[Extracted data entries]

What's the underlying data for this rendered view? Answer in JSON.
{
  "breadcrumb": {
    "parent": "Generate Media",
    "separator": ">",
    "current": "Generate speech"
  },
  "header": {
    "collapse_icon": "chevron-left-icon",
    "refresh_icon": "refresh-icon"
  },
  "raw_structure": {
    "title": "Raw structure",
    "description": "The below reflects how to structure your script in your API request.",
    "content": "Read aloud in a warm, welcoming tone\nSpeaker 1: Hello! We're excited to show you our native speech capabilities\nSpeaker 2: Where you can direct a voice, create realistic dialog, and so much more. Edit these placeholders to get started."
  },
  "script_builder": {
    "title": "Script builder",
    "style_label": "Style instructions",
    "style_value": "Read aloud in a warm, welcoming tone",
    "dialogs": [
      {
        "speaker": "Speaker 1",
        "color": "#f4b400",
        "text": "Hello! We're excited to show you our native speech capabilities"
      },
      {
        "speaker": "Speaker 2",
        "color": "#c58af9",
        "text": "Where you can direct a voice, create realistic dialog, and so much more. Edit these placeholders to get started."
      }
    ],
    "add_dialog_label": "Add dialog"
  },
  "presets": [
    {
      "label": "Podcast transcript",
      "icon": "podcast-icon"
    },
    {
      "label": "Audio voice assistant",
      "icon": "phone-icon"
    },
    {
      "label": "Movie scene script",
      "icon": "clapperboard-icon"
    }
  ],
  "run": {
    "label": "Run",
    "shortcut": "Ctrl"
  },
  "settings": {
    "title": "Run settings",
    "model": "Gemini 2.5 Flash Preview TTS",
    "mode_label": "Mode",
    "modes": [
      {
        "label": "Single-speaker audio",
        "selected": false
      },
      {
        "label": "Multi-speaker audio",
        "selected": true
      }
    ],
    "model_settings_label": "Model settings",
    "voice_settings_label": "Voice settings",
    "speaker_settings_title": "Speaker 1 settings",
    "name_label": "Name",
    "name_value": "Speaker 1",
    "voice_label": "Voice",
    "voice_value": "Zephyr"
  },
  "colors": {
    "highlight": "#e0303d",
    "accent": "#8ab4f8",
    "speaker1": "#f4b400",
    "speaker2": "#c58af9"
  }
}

§ **SHORT PROBLEM**: Retype the data in full and match it exactly.

§ **ANSWER TO THIS PROBLEM**:
What's the underlying data for this rendered view? Answer in JSON.
{
  "breadcrumb": {
    "parent": "Generate Media",
    "separator": ">",
    "current": "Generate speech"
  },
  "header": {
    "collapse_icon": "chevron-left-icon",
    "refresh_icon": "refresh-icon"
  },
  "raw_structure": {
    "title": "Raw structure",
    "description": "The below reflects how to structure your script in your API request.",
    "content": "Read aloud in a warm, welcoming tone\nSpeaker 1: Hello! We're excited to show you our native speech capabilities\nSpeaker 2: Where you can direct a voice, create realistic dialog, and so much more. Edit these placeholders to get started."
  },
  "script_builder": {
    "title": "Script builder",
    "style_label": "Style instructions",
    "style_value": "Read aloud in a warm, welcoming tone",
    "dialogs": [
      {
        "speaker": "Speaker 1",
        "color": "#f4b400",
        "text": "Hello! We're excited to show you our native speech capabilities"
      },
      {
        "speaker": "Speaker 2",
        "color": "#c58af9",
        "text": "Where you can direct a voice, create realistic dialog, and so much more. Edit these placeholders to get started."
      }
    ],
    "add_dialog_label": "Add dialog"
  },
  "presets": [
    {
      "label": "Podcast transcript",
      "icon": "podcast-icon"
    },
    {
      "label": "Audio voice assistant",
      "icon": "phone-icon"
    },
    {
      "label": "Movie scene script",
      "icon": "clapperboard-icon"
    }
  ],
  "run": {
    "label": "Run",
    "shortcut": "Ctrl"
  },
  "settings": {
    "title": "Run settings",
    "model": "Gemini 2.5 Flash Preview TTS",
    "mode_label": "Mode",
    "modes": [
      {
        "label": "Single-speaker audio",
        "selected": false
      },
      {
        "label": "Multi-speaker audio",
        "selected": true
      }
    ],
    "model_settings_label": "Model settings",
    "voice_settings_label": "Voice settings",
    "speaker_settings_title": "Speaker 1 settings",
    "name_label": "Name",
    "name_value": "Speaker 1",
    "voice_label": "Voice",
    "voice_value": "Zephyr"
  },
  "colors": {
    "highlight": "#e0303d",
    "accent": "#8ab4f8",
    "speaker1": "#f4b400",
    "speaker2": "#c58af9"
  }
}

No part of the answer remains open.